[Begin RECORDED DATA]

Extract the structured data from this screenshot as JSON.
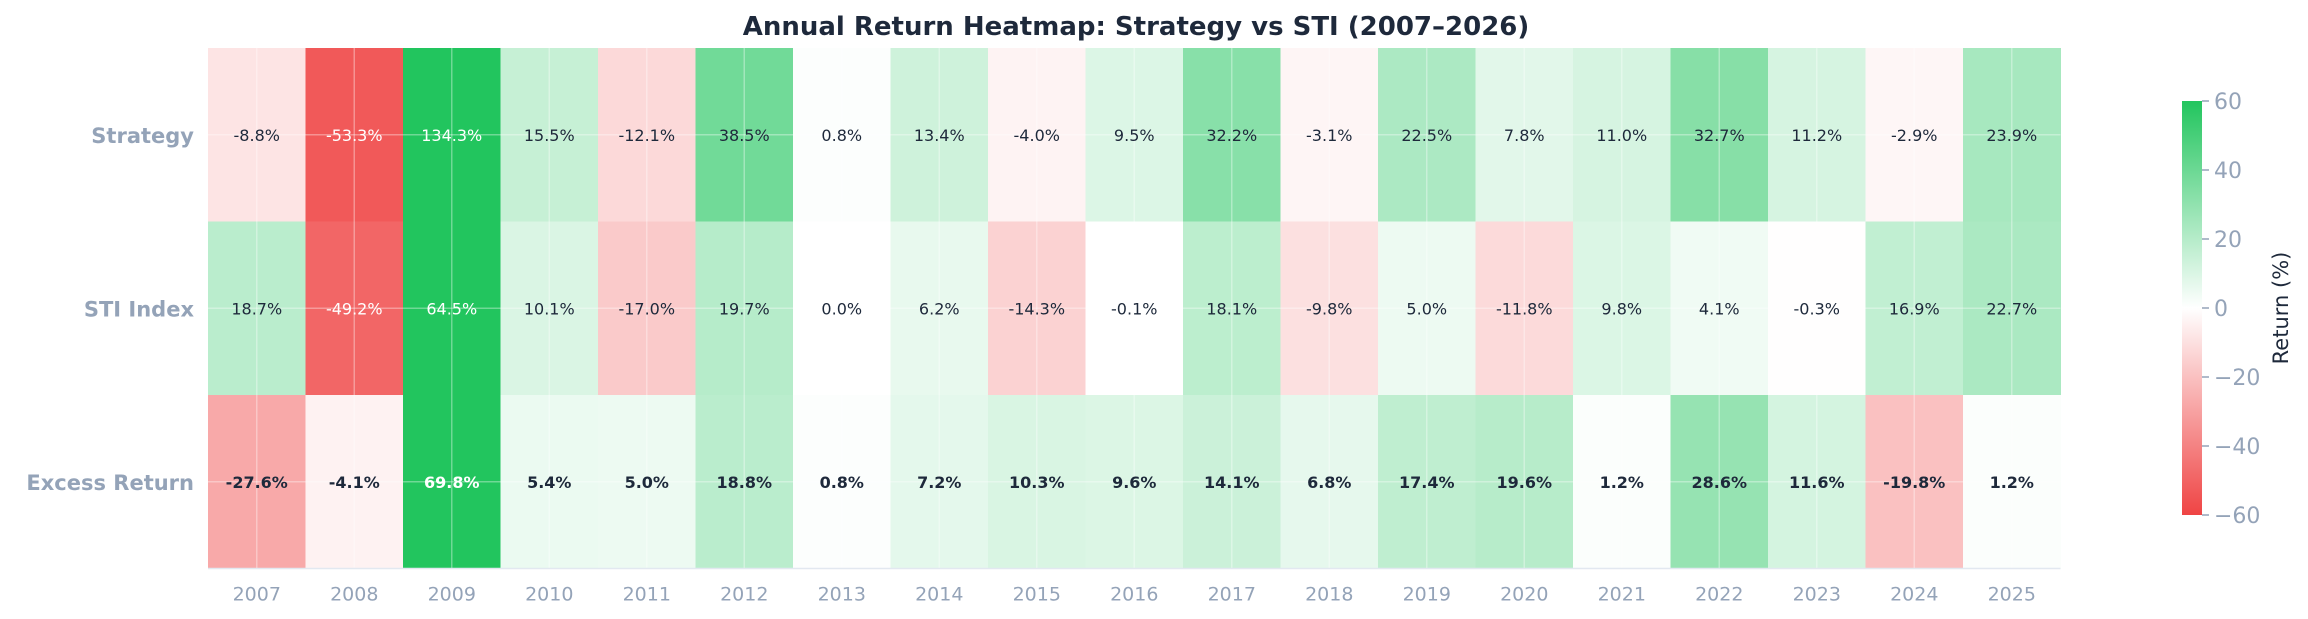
{
  "chart_data": {
    "type": "heatmap",
    "title": "Annual Return Heatmap: Strategy vs STI (2007–2026)",
    "x_categories": [
      "2007",
      "2008",
      "2009",
      "2010",
      "2011",
      "2012",
      "2013",
      "2014",
      "2015",
      "2016",
      "2017",
      "2018",
      "2019",
      "2020",
      "2021",
      "2022",
      "2023",
      "2024",
      "2025"
    ],
    "rows": [
      {
        "name": "Strategy",
        "values": [
          -8.8,
          -53.3,
          134.3,
          15.5,
          -12.1,
          38.5,
          0.8,
          13.4,
          -4.0,
          9.5,
          32.2,
          -3.1,
          22.5,
          7.8,
          11.0,
          32.7,
          11.2,
          -2.9,
          23.9
        ]
      },
      {
        "name": "STI Index",
        "values": [
          18.7,
          -49.2,
          64.5,
          10.1,
          -17.0,
          19.7,
          0.0,
          6.2,
          -14.3,
          -0.1,
          18.1,
          -9.8,
          5.0,
          -11.8,
          9.8,
          4.1,
          -0.3,
          16.9,
          22.7
        ]
      },
      {
        "name": "Excess Return",
        "values": [
          -27.6,
          -4.1,
          69.8,
          5.4,
          5.0,
          18.8,
          0.8,
          7.2,
          10.3,
          9.6,
          14.1,
          6.8,
          17.4,
          19.6,
          1.2,
          28.6,
          11.6,
          -19.8,
          1.2
        ]
      }
    ],
    "value_format_suffix": "%",
    "bold_rows": [
      "Excess Return"
    ],
    "colorbar": {
      "label": "Return (%)",
      "range": [
        -60,
        60
      ],
      "ticks": [
        60,
        40,
        20,
        0,
        -20,
        -40,
        -60
      ],
      "colors": {
        "negative": "#ef4444",
        "zero": "#ffffff",
        "positive": "#22c55e"
      }
    },
    "grid": true
  }
}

[End RECORDED DATA]

= PROBLEM TO SOLVE =
Check every line for "name" and show the ones that have it.

= COMPLETED TASK =
        "name": "Strategy",
        "name": "STI Index",
        "name": "Excess Return",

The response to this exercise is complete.